▶ **TASK TO COMPLETE**
Narrow the data below down to the lines containing "Learner".

[Begin LISTING]

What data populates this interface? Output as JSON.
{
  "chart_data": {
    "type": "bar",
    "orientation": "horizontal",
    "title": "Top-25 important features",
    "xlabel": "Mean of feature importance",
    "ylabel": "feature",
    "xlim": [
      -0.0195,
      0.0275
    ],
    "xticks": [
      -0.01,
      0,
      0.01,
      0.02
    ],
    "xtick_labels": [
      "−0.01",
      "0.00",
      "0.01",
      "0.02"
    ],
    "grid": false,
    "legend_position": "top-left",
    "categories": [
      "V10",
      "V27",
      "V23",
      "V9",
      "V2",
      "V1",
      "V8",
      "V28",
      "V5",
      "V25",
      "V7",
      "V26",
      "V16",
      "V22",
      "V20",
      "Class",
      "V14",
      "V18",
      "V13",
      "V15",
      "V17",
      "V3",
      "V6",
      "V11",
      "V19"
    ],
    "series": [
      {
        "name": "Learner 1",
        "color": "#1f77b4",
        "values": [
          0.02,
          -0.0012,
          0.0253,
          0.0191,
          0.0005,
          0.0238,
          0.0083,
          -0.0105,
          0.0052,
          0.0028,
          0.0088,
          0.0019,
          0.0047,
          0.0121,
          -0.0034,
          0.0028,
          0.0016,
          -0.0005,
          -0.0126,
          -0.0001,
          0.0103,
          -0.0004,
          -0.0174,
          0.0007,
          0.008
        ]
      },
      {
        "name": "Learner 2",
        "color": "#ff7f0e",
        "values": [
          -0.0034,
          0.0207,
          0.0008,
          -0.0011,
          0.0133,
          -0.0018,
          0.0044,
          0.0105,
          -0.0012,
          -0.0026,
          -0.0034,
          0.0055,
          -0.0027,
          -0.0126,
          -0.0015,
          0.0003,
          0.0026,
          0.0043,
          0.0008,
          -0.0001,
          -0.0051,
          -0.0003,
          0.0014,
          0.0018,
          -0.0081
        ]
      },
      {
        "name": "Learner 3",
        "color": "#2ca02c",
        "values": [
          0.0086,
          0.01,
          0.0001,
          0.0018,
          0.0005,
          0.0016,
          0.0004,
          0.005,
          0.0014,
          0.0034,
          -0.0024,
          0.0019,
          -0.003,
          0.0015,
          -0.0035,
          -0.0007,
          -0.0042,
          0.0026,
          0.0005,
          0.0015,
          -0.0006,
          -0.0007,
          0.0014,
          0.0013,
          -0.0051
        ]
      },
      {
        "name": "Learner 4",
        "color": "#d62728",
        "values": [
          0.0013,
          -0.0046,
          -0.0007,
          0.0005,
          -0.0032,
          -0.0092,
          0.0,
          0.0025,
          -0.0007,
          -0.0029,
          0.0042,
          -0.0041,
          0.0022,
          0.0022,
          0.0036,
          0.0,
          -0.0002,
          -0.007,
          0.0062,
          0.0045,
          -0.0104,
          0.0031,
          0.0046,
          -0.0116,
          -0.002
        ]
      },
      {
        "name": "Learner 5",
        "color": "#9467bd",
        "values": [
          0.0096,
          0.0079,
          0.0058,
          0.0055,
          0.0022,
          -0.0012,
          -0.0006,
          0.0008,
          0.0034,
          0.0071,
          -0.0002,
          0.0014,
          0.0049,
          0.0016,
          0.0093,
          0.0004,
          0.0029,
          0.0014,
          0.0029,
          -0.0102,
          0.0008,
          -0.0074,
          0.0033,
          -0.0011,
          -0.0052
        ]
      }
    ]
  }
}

[End LISTING]

▶ **ANSWER FOR THIS EXERCISE**
        "name": "Learner 1",
        "name": "Learner 2",
        "name": "Learner 3",
        "name": "Learner 4",
        "name": "Learner 5",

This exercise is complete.